**WHAT THE TASK ASKS**
Write out exactly the lines from the one with "Convert this chart" through the last line. Pictures stay out.

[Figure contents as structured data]
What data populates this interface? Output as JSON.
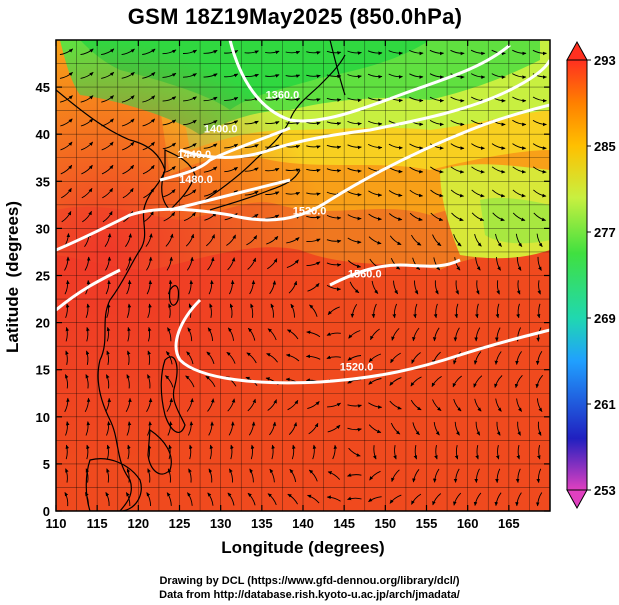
{
  "title": "GSM 18Z19May2025 (850.0hPa)",
  "xlabel": "Longitude (degrees)",
  "ylabel": "Latitude  (degrees)",
  "credits": [
    "Drawing by DCL (https://www.gfd-dennou.org/library/dcl/)",
    "Data from http://database.rish.kyoto-u.ac.jp/arch/jmadata/"
  ],
  "chart_data": {
    "type": "heatmap",
    "description_of_fields": "shading: temperature (K); white contours: geopotential height (m); black arrows: wind streamlines",
    "xlim": [
      110,
      170
    ],
    "ylim": [
      0,
      50
    ],
    "x_ticks": [
      110,
      115,
      120,
      125,
      130,
      135,
      140,
      145,
      150,
      155,
      160,
      165
    ],
    "y_ticks": [
      0,
      5,
      10,
      15,
      20,
      25,
      30,
      35,
      40,
      45
    ],
    "grid": true,
    "colorbar": {
      "min": 253,
      "max": 293,
      "ticks": [
        293,
        285,
        277,
        269,
        261,
        253
      ],
      "colors": [
        "#e040c0",
        "#2020c0",
        "#20a0ff",
        "#20d8b0",
        "#40e040",
        "#c8f040",
        "#ffc000",
        "#ff8000",
        "#ff3020"
      ]
    },
    "contour_labels": [
      {
        "text": "1360.0",
        "lon": 137.5,
        "lat": 43.8
      },
      {
        "text": "1400.0",
        "lon": 130.0,
        "lat": 40.2
      },
      {
        "text": "1440.0",
        "lon": 126.8,
        "lat": 37.5
      },
      {
        "text": "1480.0",
        "lon": 127.0,
        "lat": 34.8
      },
      {
        "text": "1520.0",
        "lon": 140.8,
        "lat": 31.5
      },
      {
        "text": "1560.0",
        "lon": 147.5,
        "lat": 24.8
      },
      {
        "text": "1520.0",
        "lon": 146.5,
        "lat": 14.9
      }
    ]
  }
}
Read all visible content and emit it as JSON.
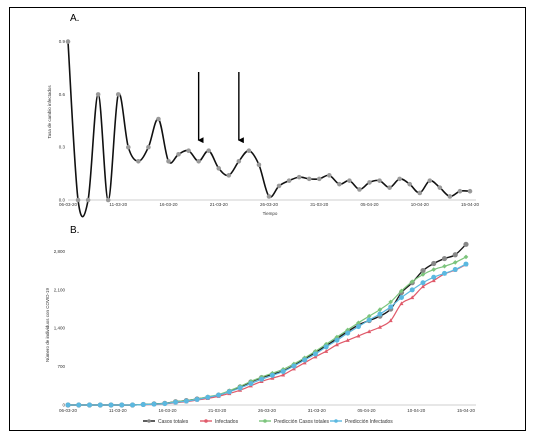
{
  "chart_data": [
    {
      "type": "line",
      "panel_label": "A.",
      "xlabel": "Tiempo",
      "ylabel": "Tasa de cambio infectados",
      "x_ticks": [
        "06-03-20",
        "11-03-20",
        "16-03-20",
        "21-03-20",
        "26-03-20",
        "31-03-20",
        "05-04-20",
        "10-04-20",
        "15-04-20"
      ],
      "y_ticks": [
        "0.9",
        "0.6",
        "0.3",
        "0.0"
      ],
      "ylim": [
        0,
        1.0
      ],
      "values": [
        0.9,
        0.0,
        0.0,
        0.6,
        0.0,
        0.6,
        0.3,
        0.22,
        0.3,
        0.46,
        0.22,
        0.26,
        0.28,
        0.22,
        0.28,
        0.18,
        0.14,
        0.22,
        0.28,
        0.2,
        0.02,
        0.08,
        0.11,
        0.13,
        0.12,
        0.12,
        0.14,
        0.09,
        0.11,
        0.06,
        0.1,
        0.11,
        0.07,
        0.12,
        0.09,
        0.04,
        0.11,
        0.07,
        0.02,
        0.05,
        0.05
      ],
      "annotations": [
        {
          "type": "arrow",
          "x_index": 13,
          "value": 0.3
        },
        {
          "type": "arrow",
          "x_index": 17,
          "value": 0.3
        }
      ],
      "grid": false
    },
    {
      "type": "line",
      "panel_label": "B.",
      "xlabel": "",
      "ylabel": "Número de individuos con COVID-19",
      "x_ticks": [
        "06-03-20",
        "11-03-20",
        "16-03-20",
        "21-03-20",
        "26-03-20",
        "31-03-20",
        "05-04-20",
        "10-04-20",
        "15-04-20"
      ],
      "y_ticks": [
        "2,800",
        "2,100",
        "1,400",
        "700",
        "0"
      ],
      "ylim": [
        0,
        3100
      ],
      "legend": "bottom",
      "series": [
        {
          "name": "Casos totales",
          "color": "#1a1a1a",
          "marker_color": "#888888",
          "values": [
            0,
            0,
            0,
            0,
            0,
            0,
            0,
            10,
            20,
            30,
            60,
            80,
            110,
            140,
            180,
            250,
            330,
            420,
            500,
            560,
            620,
            720,
            840,
            960,
            1080,
            1210,
            1340,
            1460,
            1540,
            1620,
            1750,
            2050,
            2230,
            2450,
            2580,
            2670,
            2740,
            2930
          ]
        },
        {
          "name": "Infectados",
          "color": "#e05a6a",
          "marker_color": "#e05a6a",
          "values": [
            0,
            0,
            0,
            0,
            0,
            0,
            0,
            5,
            10,
            20,
            40,
            60,
            90,
            120,
            160,
            210,
            270,
            350,
            430,
            490,
            550,
            660,
            770,
            880,
            980,
            1100,
            1180,
            1260,
            1340,
            1420,
            1540,
            1850,
            1960,
            2160,
            2270,
            2390,
            2460,
            2560
          ]
        },
        {
          "name": "Predicción Casos totales",
          "color": "#7cc47c",
          "marker_color": "#7cc47c",
          "values": [
            0,
            0,
            0,
            0,
            0,
            0,
            0,
            10,
            20,
            30,
            60,
            80,
            110,
            150,
            190,
            260,
            340,
            430,
            510,
            580,
            650,
            750,
            860,
            980,
            1110,
            1240,
            1370,
            1500,
            1620,
            1740,
            1880,
            2080,
            2250,
            2380,
            2470,
            2530,
            2600,
            2700
          ]
        },
        {
          "name": "Predicción Infectados",
          "color": "#5bb8e0",
          "marker_color": "#5bb8e0",
          "values": [
            0,
            0,
            0,
            0,
            0,
            0,
            0,
            8,
            15,
            25,
            50,
            70,
            100,
            140,
            180,
            240,
            310,
            390,
            470,
            540,
            610,
            710,
            820,
            930,
            1060,
            1180,
            1310,
            1430,
            1550,
            1660,
            1790,
            1960,
            2100,
            2230,
            2330,
            2400,
            2470,
            2570
          ]
        }
      ],
      "grid": false
    }
  ]
}
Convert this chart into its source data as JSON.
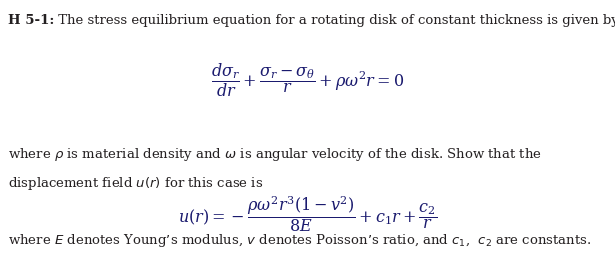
{
  "bg_color": "#ffffff",
  "text_color": "#231f20",
  "navy_color": "#1a1a6e",
  "fig_width": 6.15,
  "fig_height": 2.63,
  "dpi": 100,
  "fs_main": 9.5,
  "fs_eq": 11.5,
  "line1_bold": "H 5-1:",
  "line1_normal": " The stress equilibrium equation for a rotating disk of constant thickness is given by",
  "line2a": "where $\\rho$ is material density and $\\omega$ is angular velocity of the disk. Show that the",
  "line2b": "displacement field $u(r)$ for this case is",
  "line3": "where $E$ denotes Young’s modulus, $v$ denotes Poisson’s ratio, and $c_1$,  $c_2$ are constants."
}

**EXERCISE RESPONSE**
Convert this chart into its source data as JSON.
{
  "bg_color": "#ffffff",
  "text_color": "#231f20",
  "navy_color": "#1a1a6e",
  "fig_width": 6.15,
  "fig_height": 2.63,
  "dpi": 100,
  "fs_main": 9.5,
  "fs_eq": 11.5,
  "line1_bold": "H 5-1:",
  "line1_normal": " The stress equilibrium equation for a rotating disk of constant thickness is given by",
  "line2a": "where $\\rho$ is material density and $\\omega$ is angular velocity of the disk. Show that the",
  "line2b": "displacement field $u(r)$ for this case is",
  "line3": "where $E$ denotes Young’s modulus, $v$ denotes Poisson’s ratio, and $c_1$,  $c_2$ are constants."
}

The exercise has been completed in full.